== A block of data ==
=======

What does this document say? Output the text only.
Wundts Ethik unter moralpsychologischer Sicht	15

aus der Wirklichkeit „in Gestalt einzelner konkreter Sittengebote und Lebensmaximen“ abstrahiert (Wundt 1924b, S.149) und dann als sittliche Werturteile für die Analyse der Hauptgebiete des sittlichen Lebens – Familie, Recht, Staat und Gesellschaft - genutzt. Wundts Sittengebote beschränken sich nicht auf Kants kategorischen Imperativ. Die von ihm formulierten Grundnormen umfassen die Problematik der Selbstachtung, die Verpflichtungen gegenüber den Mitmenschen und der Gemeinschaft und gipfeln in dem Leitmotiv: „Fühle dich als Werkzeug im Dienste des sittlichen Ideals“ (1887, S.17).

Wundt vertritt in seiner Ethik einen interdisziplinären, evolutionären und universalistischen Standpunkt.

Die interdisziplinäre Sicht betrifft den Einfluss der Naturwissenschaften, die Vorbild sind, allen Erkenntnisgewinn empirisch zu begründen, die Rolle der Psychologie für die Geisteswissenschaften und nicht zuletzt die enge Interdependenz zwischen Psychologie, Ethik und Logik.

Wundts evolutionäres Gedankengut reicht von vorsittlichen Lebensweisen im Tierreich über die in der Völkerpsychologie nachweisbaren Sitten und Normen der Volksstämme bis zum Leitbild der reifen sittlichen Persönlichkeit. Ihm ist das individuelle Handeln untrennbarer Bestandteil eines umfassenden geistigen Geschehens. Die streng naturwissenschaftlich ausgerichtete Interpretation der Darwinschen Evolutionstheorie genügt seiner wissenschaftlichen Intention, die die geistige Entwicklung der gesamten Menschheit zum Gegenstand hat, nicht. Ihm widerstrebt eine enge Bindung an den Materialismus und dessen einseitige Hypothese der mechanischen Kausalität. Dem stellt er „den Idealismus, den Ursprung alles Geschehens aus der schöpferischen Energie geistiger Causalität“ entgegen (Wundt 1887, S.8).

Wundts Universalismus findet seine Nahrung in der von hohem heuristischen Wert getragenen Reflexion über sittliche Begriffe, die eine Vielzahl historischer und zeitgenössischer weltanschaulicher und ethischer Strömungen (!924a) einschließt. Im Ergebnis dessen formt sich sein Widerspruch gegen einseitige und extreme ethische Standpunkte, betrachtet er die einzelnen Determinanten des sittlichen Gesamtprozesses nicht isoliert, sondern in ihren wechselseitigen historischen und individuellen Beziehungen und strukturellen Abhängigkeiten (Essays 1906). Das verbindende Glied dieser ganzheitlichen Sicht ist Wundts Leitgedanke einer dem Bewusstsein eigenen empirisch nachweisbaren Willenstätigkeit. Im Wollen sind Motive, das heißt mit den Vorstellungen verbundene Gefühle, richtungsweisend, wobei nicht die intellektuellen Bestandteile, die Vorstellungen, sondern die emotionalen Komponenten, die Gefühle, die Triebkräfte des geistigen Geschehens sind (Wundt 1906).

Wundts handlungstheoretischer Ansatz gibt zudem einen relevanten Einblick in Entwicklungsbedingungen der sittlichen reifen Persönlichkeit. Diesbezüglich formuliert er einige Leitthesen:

=======

== What is being asked ==
Select the lines in this material that hold the word "einen", leaving none out.

== Exercise answer ==
Wundt vertritt in seiner Ethik einen interdisziplinären, evolutionären und universalistischen Standpunkt.
Wundts handlungstheoretischer Ansatz gibt zudem einen relevanten Einblick in Entwicklungsbedingungen der sittlichen reifen Persönlichkeit. Diesbezüglich formuliert er einige Leitthesen:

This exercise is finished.